Figure collection entries

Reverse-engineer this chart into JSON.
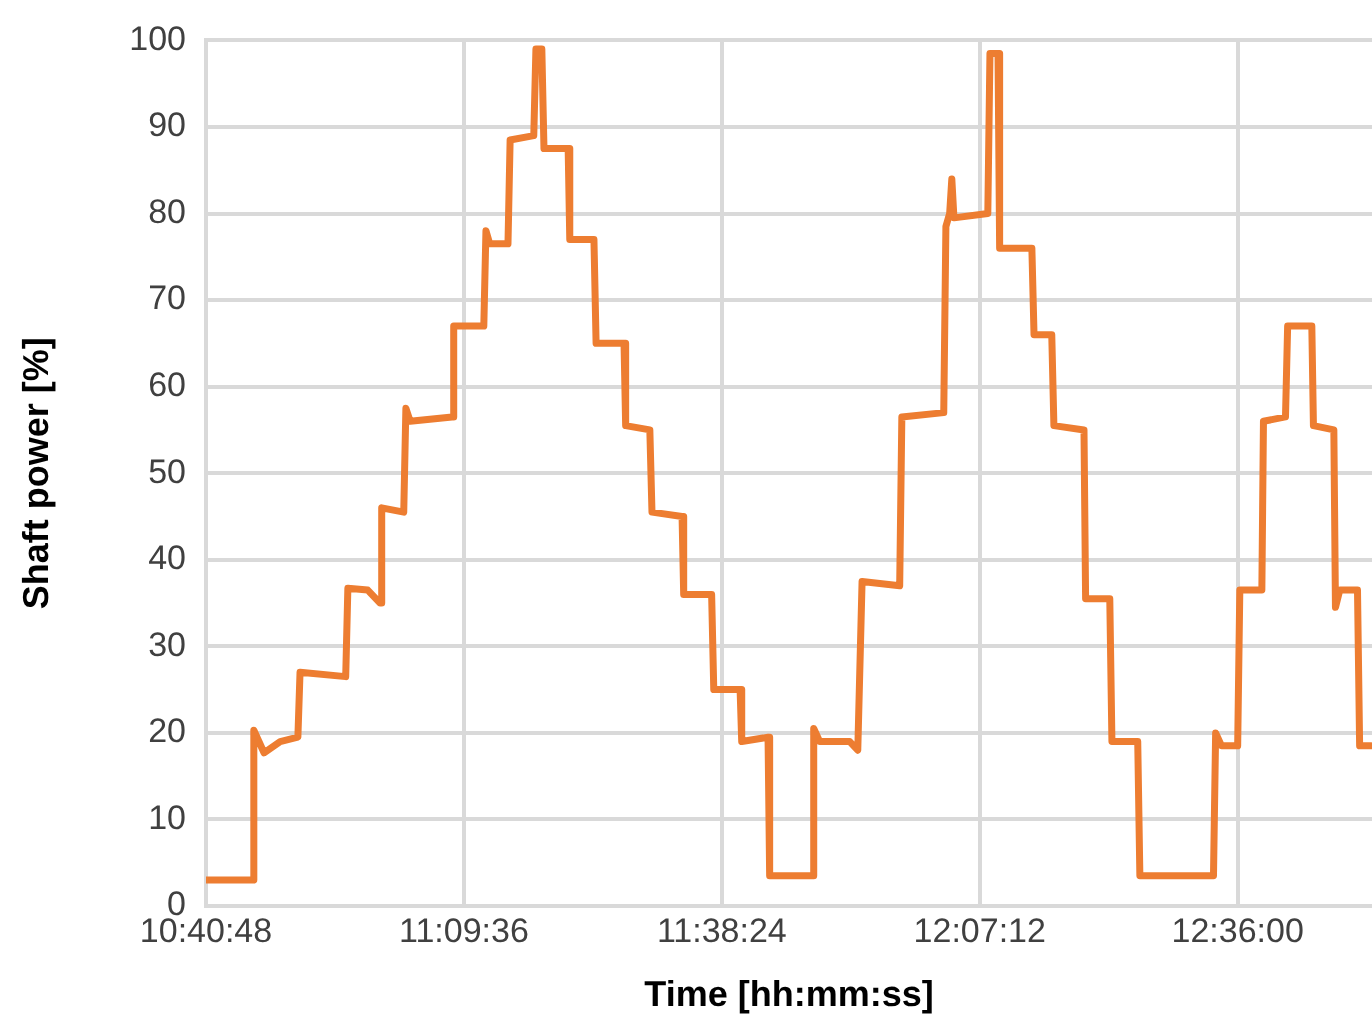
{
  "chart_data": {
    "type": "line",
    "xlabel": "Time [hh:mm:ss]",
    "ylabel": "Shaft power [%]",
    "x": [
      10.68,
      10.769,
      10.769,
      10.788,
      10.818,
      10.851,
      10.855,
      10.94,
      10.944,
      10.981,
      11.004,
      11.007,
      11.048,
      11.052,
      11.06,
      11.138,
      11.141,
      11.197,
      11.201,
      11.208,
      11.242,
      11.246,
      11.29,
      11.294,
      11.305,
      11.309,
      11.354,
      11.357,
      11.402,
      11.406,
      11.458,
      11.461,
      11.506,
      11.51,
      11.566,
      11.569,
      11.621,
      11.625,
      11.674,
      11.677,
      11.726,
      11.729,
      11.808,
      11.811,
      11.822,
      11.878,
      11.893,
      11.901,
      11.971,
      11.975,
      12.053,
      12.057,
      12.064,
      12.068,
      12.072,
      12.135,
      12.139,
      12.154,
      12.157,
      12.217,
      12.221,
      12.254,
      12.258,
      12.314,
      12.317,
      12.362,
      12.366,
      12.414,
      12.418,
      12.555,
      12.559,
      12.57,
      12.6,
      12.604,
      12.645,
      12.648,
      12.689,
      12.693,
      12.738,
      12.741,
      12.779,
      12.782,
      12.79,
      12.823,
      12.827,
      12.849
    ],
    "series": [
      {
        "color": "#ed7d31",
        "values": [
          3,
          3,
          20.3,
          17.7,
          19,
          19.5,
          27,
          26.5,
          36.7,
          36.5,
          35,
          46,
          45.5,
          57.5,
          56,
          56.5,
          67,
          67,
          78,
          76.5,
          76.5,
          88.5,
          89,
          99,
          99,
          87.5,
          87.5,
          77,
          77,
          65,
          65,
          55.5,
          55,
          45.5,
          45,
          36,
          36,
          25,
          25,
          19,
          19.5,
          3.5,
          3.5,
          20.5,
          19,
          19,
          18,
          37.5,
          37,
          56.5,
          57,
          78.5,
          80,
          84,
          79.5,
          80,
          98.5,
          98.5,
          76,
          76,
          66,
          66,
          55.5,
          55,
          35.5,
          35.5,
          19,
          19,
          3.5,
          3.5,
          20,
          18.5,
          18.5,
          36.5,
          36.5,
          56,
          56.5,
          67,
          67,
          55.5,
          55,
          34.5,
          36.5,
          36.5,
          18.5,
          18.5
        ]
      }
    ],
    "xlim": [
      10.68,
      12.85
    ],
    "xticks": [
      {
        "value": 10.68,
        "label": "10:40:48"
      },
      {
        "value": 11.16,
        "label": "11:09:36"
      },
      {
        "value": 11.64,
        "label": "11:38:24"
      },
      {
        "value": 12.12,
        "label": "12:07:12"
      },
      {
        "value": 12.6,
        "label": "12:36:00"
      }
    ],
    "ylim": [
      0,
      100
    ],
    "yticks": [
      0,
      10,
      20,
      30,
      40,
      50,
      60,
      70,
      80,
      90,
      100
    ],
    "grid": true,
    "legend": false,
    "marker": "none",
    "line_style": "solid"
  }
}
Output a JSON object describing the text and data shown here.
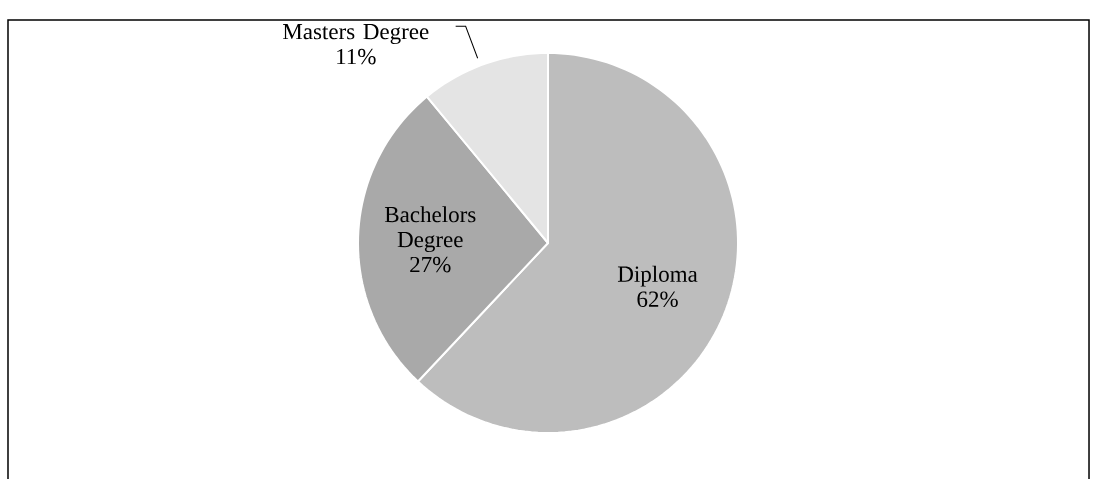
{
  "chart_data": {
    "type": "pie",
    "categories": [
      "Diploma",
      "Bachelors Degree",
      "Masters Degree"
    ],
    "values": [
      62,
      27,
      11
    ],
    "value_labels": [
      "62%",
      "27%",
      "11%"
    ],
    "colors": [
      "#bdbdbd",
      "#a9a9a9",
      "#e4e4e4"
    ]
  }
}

--

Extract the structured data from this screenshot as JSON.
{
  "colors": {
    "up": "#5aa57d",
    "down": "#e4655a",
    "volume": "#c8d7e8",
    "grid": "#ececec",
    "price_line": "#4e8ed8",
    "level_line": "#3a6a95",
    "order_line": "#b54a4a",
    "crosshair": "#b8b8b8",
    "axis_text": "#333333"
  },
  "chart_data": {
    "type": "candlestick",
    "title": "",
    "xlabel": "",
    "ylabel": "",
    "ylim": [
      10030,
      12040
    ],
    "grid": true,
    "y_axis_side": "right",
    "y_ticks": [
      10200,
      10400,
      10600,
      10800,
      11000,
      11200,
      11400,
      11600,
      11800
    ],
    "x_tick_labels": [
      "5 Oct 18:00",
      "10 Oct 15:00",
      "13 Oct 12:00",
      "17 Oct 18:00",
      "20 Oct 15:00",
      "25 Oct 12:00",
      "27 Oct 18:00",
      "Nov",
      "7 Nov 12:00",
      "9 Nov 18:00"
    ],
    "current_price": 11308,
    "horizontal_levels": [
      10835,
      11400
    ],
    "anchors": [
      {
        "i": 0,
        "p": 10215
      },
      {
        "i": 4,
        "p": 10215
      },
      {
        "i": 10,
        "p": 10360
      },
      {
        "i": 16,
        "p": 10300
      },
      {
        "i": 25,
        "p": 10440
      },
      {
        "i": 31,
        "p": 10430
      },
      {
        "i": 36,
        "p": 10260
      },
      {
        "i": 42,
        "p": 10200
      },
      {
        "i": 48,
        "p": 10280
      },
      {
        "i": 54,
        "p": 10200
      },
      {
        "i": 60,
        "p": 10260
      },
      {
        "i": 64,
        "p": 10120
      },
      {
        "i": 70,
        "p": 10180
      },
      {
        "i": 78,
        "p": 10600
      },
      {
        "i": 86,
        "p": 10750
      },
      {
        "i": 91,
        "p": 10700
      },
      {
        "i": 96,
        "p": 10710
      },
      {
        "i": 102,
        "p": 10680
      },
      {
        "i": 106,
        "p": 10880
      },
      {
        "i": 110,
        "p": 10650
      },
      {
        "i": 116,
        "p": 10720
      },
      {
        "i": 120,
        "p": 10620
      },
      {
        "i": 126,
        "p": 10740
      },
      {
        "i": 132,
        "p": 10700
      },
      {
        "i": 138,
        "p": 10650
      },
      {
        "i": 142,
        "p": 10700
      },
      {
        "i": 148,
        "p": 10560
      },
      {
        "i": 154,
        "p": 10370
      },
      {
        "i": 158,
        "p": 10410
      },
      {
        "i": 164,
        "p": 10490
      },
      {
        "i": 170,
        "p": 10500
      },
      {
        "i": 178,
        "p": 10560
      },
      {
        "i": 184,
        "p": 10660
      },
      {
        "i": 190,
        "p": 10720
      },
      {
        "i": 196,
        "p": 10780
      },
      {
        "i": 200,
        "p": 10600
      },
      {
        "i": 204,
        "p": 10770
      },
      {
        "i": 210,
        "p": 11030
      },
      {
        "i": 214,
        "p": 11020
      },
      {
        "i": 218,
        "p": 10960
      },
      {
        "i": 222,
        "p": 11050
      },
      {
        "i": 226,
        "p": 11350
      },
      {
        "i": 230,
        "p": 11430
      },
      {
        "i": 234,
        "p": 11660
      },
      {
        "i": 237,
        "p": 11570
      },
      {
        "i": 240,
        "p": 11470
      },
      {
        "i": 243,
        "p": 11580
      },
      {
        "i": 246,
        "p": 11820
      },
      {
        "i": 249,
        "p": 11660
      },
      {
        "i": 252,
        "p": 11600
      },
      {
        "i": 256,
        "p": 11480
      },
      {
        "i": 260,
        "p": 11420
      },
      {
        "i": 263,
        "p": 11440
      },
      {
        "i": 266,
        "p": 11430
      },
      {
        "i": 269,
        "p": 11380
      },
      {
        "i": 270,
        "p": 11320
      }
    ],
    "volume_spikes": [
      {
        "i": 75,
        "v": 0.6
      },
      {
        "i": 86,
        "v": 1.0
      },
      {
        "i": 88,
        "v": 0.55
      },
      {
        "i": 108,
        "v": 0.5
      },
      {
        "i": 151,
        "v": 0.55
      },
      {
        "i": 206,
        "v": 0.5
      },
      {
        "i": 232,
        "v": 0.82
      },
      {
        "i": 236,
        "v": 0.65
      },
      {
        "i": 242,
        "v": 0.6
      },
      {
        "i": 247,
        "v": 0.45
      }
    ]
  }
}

● **PROBLEM TO WORK ON**: Establish how many lines of the records contain the string "JSON" and state that number without elaboration.

● **OUTPUT OF THE TASK**: 3